REQUEST >> Copy every line of the data below word for word, with nothing changed.

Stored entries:
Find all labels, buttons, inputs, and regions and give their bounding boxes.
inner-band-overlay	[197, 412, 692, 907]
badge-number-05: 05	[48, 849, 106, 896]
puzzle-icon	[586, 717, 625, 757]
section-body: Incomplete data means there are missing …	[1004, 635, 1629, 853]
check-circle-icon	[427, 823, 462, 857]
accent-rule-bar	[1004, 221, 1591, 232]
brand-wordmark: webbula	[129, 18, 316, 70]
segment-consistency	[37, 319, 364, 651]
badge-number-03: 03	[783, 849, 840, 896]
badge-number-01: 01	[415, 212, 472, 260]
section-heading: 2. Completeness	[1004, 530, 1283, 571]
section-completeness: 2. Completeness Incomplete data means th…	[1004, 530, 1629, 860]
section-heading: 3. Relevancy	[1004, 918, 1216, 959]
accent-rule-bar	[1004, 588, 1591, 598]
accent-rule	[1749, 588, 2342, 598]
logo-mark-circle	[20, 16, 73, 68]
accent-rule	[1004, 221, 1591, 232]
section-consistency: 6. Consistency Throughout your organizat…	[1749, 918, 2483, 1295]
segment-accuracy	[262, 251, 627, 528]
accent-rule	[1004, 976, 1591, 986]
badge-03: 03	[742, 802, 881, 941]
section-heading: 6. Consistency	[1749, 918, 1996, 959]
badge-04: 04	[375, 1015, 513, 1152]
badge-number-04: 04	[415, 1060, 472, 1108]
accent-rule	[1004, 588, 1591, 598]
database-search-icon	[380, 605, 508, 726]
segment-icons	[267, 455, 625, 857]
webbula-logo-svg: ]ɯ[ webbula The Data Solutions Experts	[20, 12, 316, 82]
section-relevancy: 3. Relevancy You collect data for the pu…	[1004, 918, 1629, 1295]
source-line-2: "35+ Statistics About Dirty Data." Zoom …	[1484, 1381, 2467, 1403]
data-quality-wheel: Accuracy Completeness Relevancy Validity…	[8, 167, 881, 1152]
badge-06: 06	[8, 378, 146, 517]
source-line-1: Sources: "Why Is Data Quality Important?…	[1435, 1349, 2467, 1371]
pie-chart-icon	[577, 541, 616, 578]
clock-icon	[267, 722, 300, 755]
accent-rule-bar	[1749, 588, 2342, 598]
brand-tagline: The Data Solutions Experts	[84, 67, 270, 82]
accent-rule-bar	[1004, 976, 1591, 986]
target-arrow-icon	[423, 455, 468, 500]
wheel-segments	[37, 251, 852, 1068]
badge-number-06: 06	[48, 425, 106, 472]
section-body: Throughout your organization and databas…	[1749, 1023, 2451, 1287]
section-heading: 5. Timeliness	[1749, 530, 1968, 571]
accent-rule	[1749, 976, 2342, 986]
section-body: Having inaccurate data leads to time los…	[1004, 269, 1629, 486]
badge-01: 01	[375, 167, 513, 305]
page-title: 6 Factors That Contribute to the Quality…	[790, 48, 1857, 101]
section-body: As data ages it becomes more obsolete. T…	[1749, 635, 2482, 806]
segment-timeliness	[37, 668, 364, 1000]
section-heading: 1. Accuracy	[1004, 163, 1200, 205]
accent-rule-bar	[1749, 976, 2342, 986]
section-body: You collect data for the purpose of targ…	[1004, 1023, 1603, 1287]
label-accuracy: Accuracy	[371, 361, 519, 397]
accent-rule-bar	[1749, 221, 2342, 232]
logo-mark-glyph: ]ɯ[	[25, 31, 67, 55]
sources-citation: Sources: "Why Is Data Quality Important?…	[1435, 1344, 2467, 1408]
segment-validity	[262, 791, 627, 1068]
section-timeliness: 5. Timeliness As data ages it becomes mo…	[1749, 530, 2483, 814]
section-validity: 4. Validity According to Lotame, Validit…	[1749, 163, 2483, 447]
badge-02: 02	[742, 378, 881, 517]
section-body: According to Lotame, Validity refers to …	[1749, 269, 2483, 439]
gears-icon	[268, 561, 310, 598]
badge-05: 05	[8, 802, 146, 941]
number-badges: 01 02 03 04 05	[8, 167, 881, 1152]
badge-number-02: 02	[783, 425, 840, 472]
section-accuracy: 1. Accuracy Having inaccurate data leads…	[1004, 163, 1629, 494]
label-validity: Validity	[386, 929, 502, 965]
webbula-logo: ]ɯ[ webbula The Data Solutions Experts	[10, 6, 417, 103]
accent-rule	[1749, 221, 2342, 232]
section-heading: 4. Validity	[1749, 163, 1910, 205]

TASK RESPONSE >>
Find all labels, buttons, inputs, and regions and give their bounding boxes.
inner-band-overlay	[197, 412, 692, 907]
badge-number-05: 05	[48, 849, 106, 896]
puzzle-icon	[586, 717, 625, 757]
section-body: Incomplete data means there are missing …	[1004, 635, 1629, 853]
check-circle-icon	[427, 823, 462, 857]
accent-rule-bar	[1004, 221, 1591, 232]
brand-wordmark: webbula	[129, 18, 316, 70]
segment-consistency	[37, 319, 364, 651]
badge-number-03: 03	[783, 849, 840, 896]
badge-number-01: 01	[415, 212, 472, 260]
section-heading: 2. Completeness	[1004, 530, 1283, 571]
section-completeness: 2. Completeness Incomplete data means th…	[1004, 530, 1629, 860]
section-heading: 3. Relevancy	[1004, 918, 1216, 959]
accent-rule-bar	[1004, 588, 1591, 598]
accent-rule	[1749, 588, 2342, 598]
logo-mark-circle	[20, 16, 73, 68]
accent-rule	[1004, 221, 1591, 232]
section-consistency: 6. Consistency Throughout your organizat…	[1749, 918, 2483, 1295]
segment-accuracy	[262, 251, 627, 528]
accent-rule	[1004, 976, 1591, 986]
badge-03: 03	[742, 802, 881, 941]
section-heading: 6. Consistency	[1749, 918, 1996, 959]
badge-04: 04	[375, 1015, 513, 1152]
badge-number-04: 04	[415, 1060, 472, 1108]
accent-rule	[1004, 588, 1591, 598]
database-search-icon	[380, 605, 508, 726]
segment-icons	[267, 455, 625, 857]
webbula-logo-svg: ]ɯ[ webbula The Data Solutions Experts	[20, 12, 316, 82]
section-relevancy: 3. Relevancy You collect data for the pu…	[1004, 918, 1629, 1295]
source-line-2: "35+ Statistics About Dirty Data." Zoom …	[1484, 1381, 2467, 1403]
data-quality-wheel: Accuracy Completeness Relevancy Validity…	[8, 167, 881, 1152]
badge-06: 06	[8, 378, 146, 517]
source-line-1: Sources: "Why Is Data Quality Important?…	[1435, 1349, 2467, 1371]
pie-chart-icon	[577, 541, 616, 578]
clock-icon	[267, 722, 300, 755]
accent-rule-bar	[1749, 588, 2342, 598]
brand-tagline: The Data Solutions Experts	[84, 67, 270, 82]
accent-rule-bar	[1004, 976, 1591, 986]
target-arrow-icon	[423, 455, 468, 500]
wheel-segments	[37, 251, 852, 1068]
badge-number-06: 06	[48, 425, 106, 472]
section-body: Throughout your organization and databas…	[1749, 1023, 2451, 1287]
section-heading: 5. Timeliness	[1749, 530, 1968, 571]
accent-rule	[1749, 976, 2342, 986]
section-body: Having inaccurate data leads to time los…	[1004, 269, 1629, 486]
badge-01: 01	[375, 167, 513, 305]
page-title: 6 Factors That Contribute to the Quality…	[790, 48, 1857, 101]
section-body: As data ages it becomes more obsolete. T…	[1749, 635, 2482, 806]
segment-timeliness	[37, 668, 364, 1000]
section-heading: 1. Accuracy	[1004, 163, 1200, 205]
accent-rule-bar	[1749, 976, 2342, 986]
section-body: You collect data for the purpose of targ…	[1004, 1023, 1603, 1287]
label-accuracy: Accuracy	[371, 361, 519, 397]
accent-rule-bar	[1749, 221, 2342, 232]
logo-mark-glyph: ]ɯ[	[25, 31, 67, 55]
sources-citation: Sources: "Why Is Data Quality Important?…	[1435, 1344, 2467, 1408]
segment-validity	[262, 791, 627, 1068]
section-timeliness: 5. Timeliness As data ages it becomes mo…	[1749, 530, 2483, 814]
section-validity: 4. Validity According to Lotame, Validit…	[1749, 163, 2483, 447]
badge-02: 02	[742, 378, 881, 517]
section-body: According to Lotame, Validity refers to …	[1749, 269, 2483, 439]
gears-icon	[268, 561, 310, 598]
badge-05: 05	[8, 802, 146, 941]
number-badges: 01 02 03 04 05	[8, 167, 881, 1152]
badge-number-02: 02	[783, 425, 840, 472]
section-accuracy: 1. Accuracy Having inaccurate data leads…	[1004, 163, 1629, 494]
label-validity: Validity	[386, 929, 502, 965]
webbula-logo: ]ɯ[ webbula The Data Solutions Experts	[10, 6, 417, 103]
accent-rule	[1749, 221, 2342, 232]
section-heading: 4. Validity	[1749, 163, 1910, 205]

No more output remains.